▶ _WHAT YOU WILL DO_:
Using the listing below, copy every line that mentions "může".

▶ _ENTRIES PROVIDED_:
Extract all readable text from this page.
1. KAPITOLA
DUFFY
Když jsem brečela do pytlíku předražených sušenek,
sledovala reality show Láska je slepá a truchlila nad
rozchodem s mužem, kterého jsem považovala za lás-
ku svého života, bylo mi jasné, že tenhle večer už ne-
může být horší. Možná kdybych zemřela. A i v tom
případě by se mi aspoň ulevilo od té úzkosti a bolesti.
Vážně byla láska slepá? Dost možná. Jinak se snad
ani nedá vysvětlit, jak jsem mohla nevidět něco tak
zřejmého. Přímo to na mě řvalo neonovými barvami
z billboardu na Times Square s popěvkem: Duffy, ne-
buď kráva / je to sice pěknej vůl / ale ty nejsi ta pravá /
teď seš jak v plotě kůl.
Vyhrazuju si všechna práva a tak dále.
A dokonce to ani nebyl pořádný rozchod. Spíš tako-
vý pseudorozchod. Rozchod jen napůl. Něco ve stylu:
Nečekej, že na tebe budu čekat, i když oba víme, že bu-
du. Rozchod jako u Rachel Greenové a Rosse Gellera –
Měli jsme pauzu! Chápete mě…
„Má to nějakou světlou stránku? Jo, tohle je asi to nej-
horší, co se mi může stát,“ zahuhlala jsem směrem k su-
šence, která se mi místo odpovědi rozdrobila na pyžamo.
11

▶ _ANSWER TO THIS PROBLEM_:
může být horší. Možná kdybych zemřela. A i v tom
horší, co se mi může stát,“ zahuhlala jsem směrem k su-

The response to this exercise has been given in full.